TASK STATEMENT –
Copy the entries below exactly. Images do not belong in the copy.

Saved entries:
((

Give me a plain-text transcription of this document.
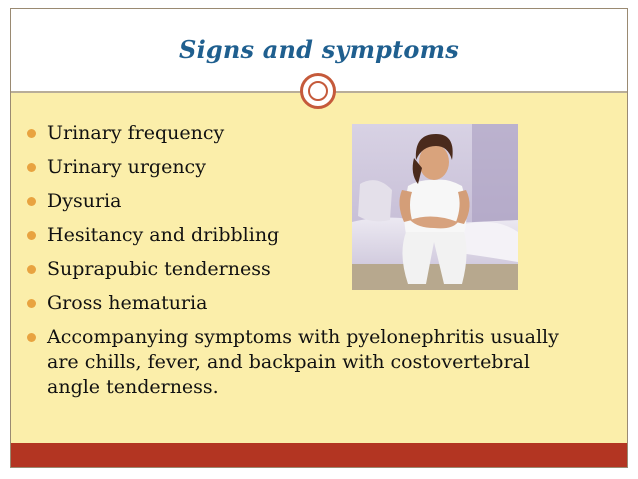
Signs and symptoms
Urinary frequency
Urinary urgency
Dysuria
Hesitancy and dribbling
Suprapubic tenderness
Gross hematuria
Accompanying symptoms with pyelonephritis usually are chills, fever, and backpain with costovertebral angle tenderness.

))

FINISHED EXERCISE –
Give me a plain-text transcription of this document.
Signs and symptoms
Urinary frequency
Urinary urgency
Dysuria
Hesitancy and dribbling
Suprapubic tenderness
Gross hematuria
Accompanying symptoms with pyelonephritis usually are chills, fever, and backpain with costovertebral angle tenderness.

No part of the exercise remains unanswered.